## Start TEXT PROVIDED
[ 
https://issues.apache.org/jira/browse/KAFKA-1716?page=com.atlassian.jira.plugin.system.issuetabpanels:comment-tabpanel&focusedCommentId=14356289#comment-14356289
 ] 

Ashwin Jayaprakash commented on KAFKA-1716:
-------------------------------------------

We upgraded to Kafka 0.8.2 last week and now we can reproduce this issue every 
time on our Kafka consumer JVMs.

Our setup is like this. We start {{ConsumerConnector}} instances dynamically 
based on a configurable property. Each of those {{ConsumerConnector}} instances 
creates a {{ConsumerIterator}}. Right now we have 4 such instances in each JVM. 
Naturally we have 4 separate threads consuming from those 4 iterators in 
parallel. 

All this worked ok until recently, where we faced some issues with consumer 
rebalancing and an overloaded ZK subtree, see 
http://markmail.org/thread/gnodacjjya6r573m. While we were trying to address 
that we changed the defaults to these {{rebalance.max.retries 16}} and 
{{rebalance.backoff.ms 10000}}. Note that we also upgraded to 0.8.2.
## End TEXT PROVIDED
## Start GIVEN DATA
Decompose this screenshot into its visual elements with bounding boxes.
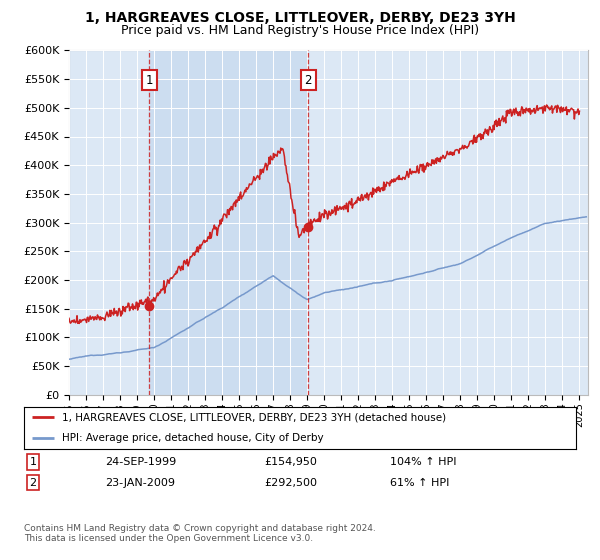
## End GIVEN DATA
TASK GOAL –
Reproduce the part of the Kafka issue comment between "All this worked" and "upgraded to 0.8.2.", inclusive. The data comes from a separate source.

SOLVED EXERCISE –
All this worked ok until recently, where we faced some issues with consumer 
rebalancing and an overloaded ZK subtree, see 
http://markmail.org/thread/gnodacjjya6r573m. While we were trying to address 
that we changed the defaults to these {{rebalance.max.retries 16}} and 
{{rebalance.backoff.ms 10000}}. Note that we also upgraded to 0.8.2.